(Saved entries)

——

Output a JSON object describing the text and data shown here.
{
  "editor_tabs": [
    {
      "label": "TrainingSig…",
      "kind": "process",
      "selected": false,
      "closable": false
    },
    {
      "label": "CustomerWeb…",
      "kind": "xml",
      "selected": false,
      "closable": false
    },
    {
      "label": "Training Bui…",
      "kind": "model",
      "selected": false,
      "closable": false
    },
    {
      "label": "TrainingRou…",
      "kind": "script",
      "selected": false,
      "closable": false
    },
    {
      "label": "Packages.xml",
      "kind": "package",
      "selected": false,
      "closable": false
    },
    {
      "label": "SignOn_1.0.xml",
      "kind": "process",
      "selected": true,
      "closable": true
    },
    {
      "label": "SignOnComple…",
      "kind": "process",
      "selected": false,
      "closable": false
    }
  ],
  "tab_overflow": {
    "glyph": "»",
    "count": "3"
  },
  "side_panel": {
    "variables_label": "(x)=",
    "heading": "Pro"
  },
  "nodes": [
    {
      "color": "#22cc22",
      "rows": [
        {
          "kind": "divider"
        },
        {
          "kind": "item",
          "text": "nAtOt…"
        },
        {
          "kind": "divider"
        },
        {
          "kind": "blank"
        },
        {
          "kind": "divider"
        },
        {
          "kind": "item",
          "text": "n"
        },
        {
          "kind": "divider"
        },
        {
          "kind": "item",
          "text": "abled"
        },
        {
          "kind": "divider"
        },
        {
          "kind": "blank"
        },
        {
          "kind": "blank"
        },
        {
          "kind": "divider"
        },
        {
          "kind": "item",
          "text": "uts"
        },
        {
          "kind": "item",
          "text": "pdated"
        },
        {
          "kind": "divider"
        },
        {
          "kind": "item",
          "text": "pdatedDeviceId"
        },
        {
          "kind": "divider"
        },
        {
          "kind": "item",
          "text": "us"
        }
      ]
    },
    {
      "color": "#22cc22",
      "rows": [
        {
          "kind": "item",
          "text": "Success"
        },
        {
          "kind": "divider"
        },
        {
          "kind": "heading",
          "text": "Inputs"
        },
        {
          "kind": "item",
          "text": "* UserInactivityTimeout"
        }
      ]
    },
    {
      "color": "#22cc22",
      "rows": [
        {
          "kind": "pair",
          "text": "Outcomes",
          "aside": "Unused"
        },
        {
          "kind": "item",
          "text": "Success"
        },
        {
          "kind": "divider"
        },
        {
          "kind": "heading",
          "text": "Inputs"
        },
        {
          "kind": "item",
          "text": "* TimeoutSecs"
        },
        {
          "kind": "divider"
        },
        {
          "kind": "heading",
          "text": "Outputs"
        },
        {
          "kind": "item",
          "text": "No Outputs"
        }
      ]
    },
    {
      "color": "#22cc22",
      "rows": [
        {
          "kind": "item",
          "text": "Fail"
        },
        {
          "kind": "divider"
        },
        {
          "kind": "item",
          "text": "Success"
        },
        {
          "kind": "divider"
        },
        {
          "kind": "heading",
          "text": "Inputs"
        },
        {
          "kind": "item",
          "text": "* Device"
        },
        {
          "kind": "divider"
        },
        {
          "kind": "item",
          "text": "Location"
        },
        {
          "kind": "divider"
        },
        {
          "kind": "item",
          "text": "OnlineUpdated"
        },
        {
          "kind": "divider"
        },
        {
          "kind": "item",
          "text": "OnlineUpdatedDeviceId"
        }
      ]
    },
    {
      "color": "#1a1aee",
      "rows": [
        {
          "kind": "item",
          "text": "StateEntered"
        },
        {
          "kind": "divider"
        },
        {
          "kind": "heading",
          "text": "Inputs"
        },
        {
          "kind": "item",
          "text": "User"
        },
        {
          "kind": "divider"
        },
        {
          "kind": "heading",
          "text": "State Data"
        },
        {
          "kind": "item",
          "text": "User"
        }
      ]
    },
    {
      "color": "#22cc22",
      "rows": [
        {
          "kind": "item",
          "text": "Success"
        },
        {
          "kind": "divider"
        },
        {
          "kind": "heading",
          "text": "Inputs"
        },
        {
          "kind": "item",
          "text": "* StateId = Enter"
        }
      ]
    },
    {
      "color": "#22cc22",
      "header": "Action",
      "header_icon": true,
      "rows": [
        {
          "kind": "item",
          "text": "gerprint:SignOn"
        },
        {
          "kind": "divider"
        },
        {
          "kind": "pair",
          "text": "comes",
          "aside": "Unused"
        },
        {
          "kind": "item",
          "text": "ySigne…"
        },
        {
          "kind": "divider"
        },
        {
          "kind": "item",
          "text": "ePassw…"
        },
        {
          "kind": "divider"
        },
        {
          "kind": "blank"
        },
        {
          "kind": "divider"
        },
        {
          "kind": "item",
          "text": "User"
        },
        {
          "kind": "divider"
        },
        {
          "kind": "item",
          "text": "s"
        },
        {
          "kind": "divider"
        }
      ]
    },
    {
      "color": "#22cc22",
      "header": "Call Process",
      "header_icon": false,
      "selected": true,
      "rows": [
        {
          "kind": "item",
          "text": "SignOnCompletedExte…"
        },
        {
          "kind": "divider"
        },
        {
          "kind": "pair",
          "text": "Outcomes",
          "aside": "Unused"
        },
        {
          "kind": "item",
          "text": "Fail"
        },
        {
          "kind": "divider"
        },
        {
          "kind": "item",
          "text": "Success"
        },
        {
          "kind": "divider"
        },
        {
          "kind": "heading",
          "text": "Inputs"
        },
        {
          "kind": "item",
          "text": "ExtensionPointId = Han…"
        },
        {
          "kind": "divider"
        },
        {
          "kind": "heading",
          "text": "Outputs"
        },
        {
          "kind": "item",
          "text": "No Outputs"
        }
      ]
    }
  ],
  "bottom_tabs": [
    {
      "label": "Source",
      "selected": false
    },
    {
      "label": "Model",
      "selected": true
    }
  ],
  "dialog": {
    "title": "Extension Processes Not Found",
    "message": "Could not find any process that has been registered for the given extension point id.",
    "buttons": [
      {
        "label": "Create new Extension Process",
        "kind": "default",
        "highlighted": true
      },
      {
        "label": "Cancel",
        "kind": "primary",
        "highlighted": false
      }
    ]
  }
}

——

AIM:
Exactly as they are written, print the entries again.

TASK RESPONSE:
Output a JSON object describing the text and data shown here.
{
  "editor_tabs": [
    {
      "label": "TrainingSig…",
      "kind": "process",
      "selected": false,
      "closable": false
    },
    {
      "label": "CustomerWeb…",
      "kind": "xml",
      "selected": false,
      "closable": false
    },
    {
      "label": "Training Bui…",
      "kind": "model",
      "selected": false,
      "closable": false
    },
    {
      "label": "TrainingRou…",
      "kind": "script",
      "selected": false,
      "closable": false
    },
    {
      "label": "Packages.xml",
      "kind": "package",
      "selected": false,
      "closable": false
    },
    {
      "label": "SignOn_1.0.xml",
      "kind": "process",
      "selected": true,
      "closable": true
    },
    {
      "label": "SignOnComple…",
      "kind": "process",
      "selected": false,
      "closable": false
    }
  ],
  "tab_overflow": {
    "glyph": "»",
    "count": "3"
  },
  "side_panel": {
    "variables_label": "(x)=",
    "heading": "Pro"
  },
  "nodes": [
    {
      "color": "#22cc22",
      "rows": [
        {
          "kind": "divider"
        },
        {
          "kind": "item",
          "text": "nAtOt…"
        },
        {
          "kind": "divider"
        },
        {
          "kind": "blank"
        },
        {
          "kind": "divider"
        },
        {
          "kind": "item",
          "text": "n"
        },
        {
          "kind": "divider"
        },
        {
          "kind": "item",
          "text": "abled"
        },
        {
          "kind": "divider"
        },
        {
          "kind": "blank"
        },
        {
          "kind": "blank"
        },
        {
          "kind": "divider"
        },
        {
          "kind": "item",
          "text": "uts"
        },
        {
          "kind": "item",
          "text": "pdated"
        },
        {
          "kind": "divider"
        },
        {
          "kind": "item",
          "text": "pdatedDeviceId"
        },
        {
          "kind": "divider"
        },
        {
          "kind": "item",
          "text": "us"
        }
      ]
    },
    {
      "color": "#22cc22",
      "rows": [
        {
          "kind": "item",
          "text": "Success"
        },
        {
          "kind": "divider"
        },
        {
          "kind": "heading",
          "text": "Inputs"
        },
        {
          "kind": "item",
          "text": "* UserInactivityTimeout"
        }
      ]
    },
    {
      "color": "#22cc22",
      "rows": [
        {
          "kind": "pair",
          "text": "Outcomes",
          "aside": "Unused"
        },
        {
          "kind": "item",
          "text": "Success"
        },
        {
          "kind": "divider"
        },
        {
          "kind": "heading",
          "text": "Inputs"
        },
        {
          "kind": "item",
          "text": "* TimeoutSecs"
        },
        {
          "kind": "divider"
        },
        {
          "kind": "heading",
          "text": "Outputs"
        },
        {
          "kind": "item",
          "text": "No Outputs"
        }
      ]
    },
    {
      "color": "#22cc22",
      "rows": [
        {
          "kind": "item",
          "text": "Fail"
        },
        {
          "kind": "divider"
        },
        {
          "kind": "item",
          "text": "Success"
        },
        {
          "kind": "divider"
        },
        {
          "kind": "heading",
          "text": "Inputs"
        },
        {
          "kind": "item",
          "text": "* Device"
        },
        {
          "kind": "divider"
        },
        {
          "kind": "item",
          "text": "Location"
        },
        {
          "kind": "divider"
        },
        {
          "kind": "item",
          "text": "OnlineUpdated"
        },
        {
          "kind": "divider"
        },
        {
          "kind": "item",
          "text": "OnlineUpdatedDeviceId"
        }
      ]
    },
    {
      "color": "#1a1aee",
      "rows": [
        {
          "kind": "item",
          "text": "StateEntered"
        },
        {
          "kind": "divider"
        },
        {
          "kind": "heading",
          "text": "Inputs"
        },
        {
          "kind": "item",
          "text": "User"
        },
        {
          "kind": "divider"
        },
        {
          "kind": "heading",
          "text": "State Data"
        },
        {
          "kind": "item",
          "text": "User"
        }
      ]
    },
    {
      "color": "#22cc22",
      "rows": [
        {
          "kind": "item",
          "text": "Success"
        },
        {
          "kind": "divider"
        },
        {
          "kind": "heading",
          "text": "Inputs"
        },
        {
          "kind": "item",
          "text": "* StateId = Enter"
        }
      ]
    },
    {
      "color": "#22cc22",
      "header": "Action",
      "header_icon": true,
      "rows": [
        {
          "kind": "item",
          "text": "gerprint:SignOn"
        },
        {
          "kind": "divider"
        },
        {
          "kind": "pair",
          "text": "comes",
          "aside": "Unused"
        },
        {
          "kind": "item",
          "text": "ySigne…"
        },
        {
          "kind": "divider"
        },
        {
          "kind": "item",
          "text": "ePassw…"
        },
        {
          "kind": "divider"
        },
        {
          "kind": "blank"
        },
        {
          "kind": "divider"
        },
        {
          "kind": "item",
          "text": "User"
        },
        {
          "kind": "divider"
        },
        {
          "kind": "item",
          "text": "s"
        },
        {
          "kind": "divider"
        }
      ]
    },
    {
      "color": "#22cc22",
      "header": "Call Process",
      "header_icon": false,
      "selected": true,
      "rows": [
        {
          "kind": "item",
          "text": "SignOnCompletedExte…"
        },
        {
          "kind": "divider"
        },
        {
          "kind": "pair",
          "text": "Outcomes",
          "aside": "Unused"
        },
        {
          "kind": "item",
          "text": "Fail"
        },
        {
          "kind": "divider"
        },
        {
          "kind": "item",
          "text": "Success"
        },
        {
          "kind": "divider"
        },
        {
          "kind": "heading",
          "text": "Inputs"
        },
        {
          "kind": "item",
          "text": "ExtensionPointId = Han…"
        },
        {
          "kind": "divider"
        },
        {
          "kind": "heading",
          "text": "Outputs"
        },
        {
          "kind": "item",
          "text": "No Outputs"
        }
      ]
    }
  ],
  "bottom_tabs": [
    {
      "label": "Source",
      "selected": false
    },
    {
      "label": "Model",
      "selected": true
    }
  ],
  "dialog": {
    "title": "Extension Processes Not Found",
    "message": "Could not find any process that has been registered for the given extension point id.",
    "buttons": [
      {
        "label": "Create new Extension Process",
        "kind": "default",
        "highlighted": true
      },
      {
        "label": "Cancel",
        "kind": "primary",
        "highlighted": false
      }
    ]
  }
}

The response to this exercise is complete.